### Provided text
====

There was no way I felt obliging when I was told how to thread a needle, how to hold the cloth and how to neatly pierce it whilst steadily feeding needle and thread through to form a tidy stitch. It was only with begrudging attention that I listened, all the while waiting my chance to thread my needle with twice the length of cotton allowed, keeping it exactly doubled and then making an humungus knot at the end. For extra measure I would run the double thread through my mouth, as if to strengthen it with defiance, and the singing sound that this made drove my sister mad with irritation. And then, in a final show of eight year old power, I would run the needle in and out of the cloth without pulling it all the way through, gathering as much fabric as I could fit along its length, before forcing it out again. Voilà, I had at least six stitches all done in one go! If the needle was obstinate in getting through this lot, I would push its head down on a hard surface and use force. Not a few needles were broken in this way. Yes, this is me I am describing. These days I don’t try to run as many stitches as I can in one go, but I do keep a small pair of pliers handy for those obstinate needles! It should not surprise you to know that I gave up needlework at school as quickly as I could. (But I never stopped sewing)
A piece of cloth embroidered with a flower, done in the classroom at school. I rather love this piece, so raw and juvenile in its execution, and use it on a small square tray.
A cipher in progress, done on a piece of pure coarse linen, with DMC cotton embroidery thread. If I were to include another letter and intertwine it with the ‘C’, it would become a Monogram. But actually I call it a monogram anyway. One day I would like to do more complicated designs.
Embroidering demands absolute attention and precision, not to mention good eyesight, and is hugely therapeutic. Somebody once said, “If I am busy with my hands, my head is okay.” Seeing that our Rand is so poor and the vintage linens with all their beautiful monograms being brought in from Europe so expensive, it might be about time for young girls to start learning to sew. No harm or shame in learning to stitch, even if you want to do it your own way, as I did. Something made by hand really does come from the heart, because it takes so long to do, you cannot possibly do it without love. The only times I get irritated or frustrated, is if I discover a tangle or a knot behind the cloth that happened several stitches ago. And because I wasn’t paying attention. Dealing with these little dilemmas reminds me of both my mother and my grandmother. My gran Kate, who was prim and Victorian in all matters, held the surprising view that “whatever went on at the back of your embroidery was nobody’s business but your own” while my mother, a trained Domestic Science teacher (in today’s terms that would translate into domestic goddess I suppose) believed that it should be difficult to tell the front from the back…so if you are somebody who is good at tying up loose ends, that should be no trouble at all. The 1946 embroidery at the top of the page is 70 years old and is part of a sampler my mother made at Teacher’s College.

====

### Aim of the task
Reproduce word for word the part of the embroidery text that opens with the words "A piece of cloth" and closes with "small square tray.".

Stored entries

====

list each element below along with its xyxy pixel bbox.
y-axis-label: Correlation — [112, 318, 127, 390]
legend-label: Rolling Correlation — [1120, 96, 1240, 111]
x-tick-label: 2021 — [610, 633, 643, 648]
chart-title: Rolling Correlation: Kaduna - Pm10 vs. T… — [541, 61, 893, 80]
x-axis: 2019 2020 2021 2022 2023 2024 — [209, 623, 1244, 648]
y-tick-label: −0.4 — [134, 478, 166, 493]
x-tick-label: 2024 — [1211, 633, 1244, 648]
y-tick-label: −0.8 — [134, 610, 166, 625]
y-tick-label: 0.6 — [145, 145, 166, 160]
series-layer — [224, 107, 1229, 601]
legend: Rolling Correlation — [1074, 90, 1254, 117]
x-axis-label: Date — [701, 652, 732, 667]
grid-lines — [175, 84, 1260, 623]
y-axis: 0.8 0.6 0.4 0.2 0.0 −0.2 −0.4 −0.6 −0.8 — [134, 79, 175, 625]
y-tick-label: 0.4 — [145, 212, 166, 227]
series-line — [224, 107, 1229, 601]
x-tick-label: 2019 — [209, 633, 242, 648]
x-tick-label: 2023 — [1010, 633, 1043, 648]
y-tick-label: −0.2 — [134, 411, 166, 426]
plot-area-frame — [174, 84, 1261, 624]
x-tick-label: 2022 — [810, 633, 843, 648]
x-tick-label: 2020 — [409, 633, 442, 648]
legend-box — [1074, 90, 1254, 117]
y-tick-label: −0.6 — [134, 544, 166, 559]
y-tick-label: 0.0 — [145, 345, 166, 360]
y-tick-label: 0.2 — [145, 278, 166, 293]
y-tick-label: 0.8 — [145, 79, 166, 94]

====

### Solution
A piece of cloth embroidered with a flower, done in the classroom at school. I rather love this piece, so raw and juvenile in its execution, and use it on a small square tray.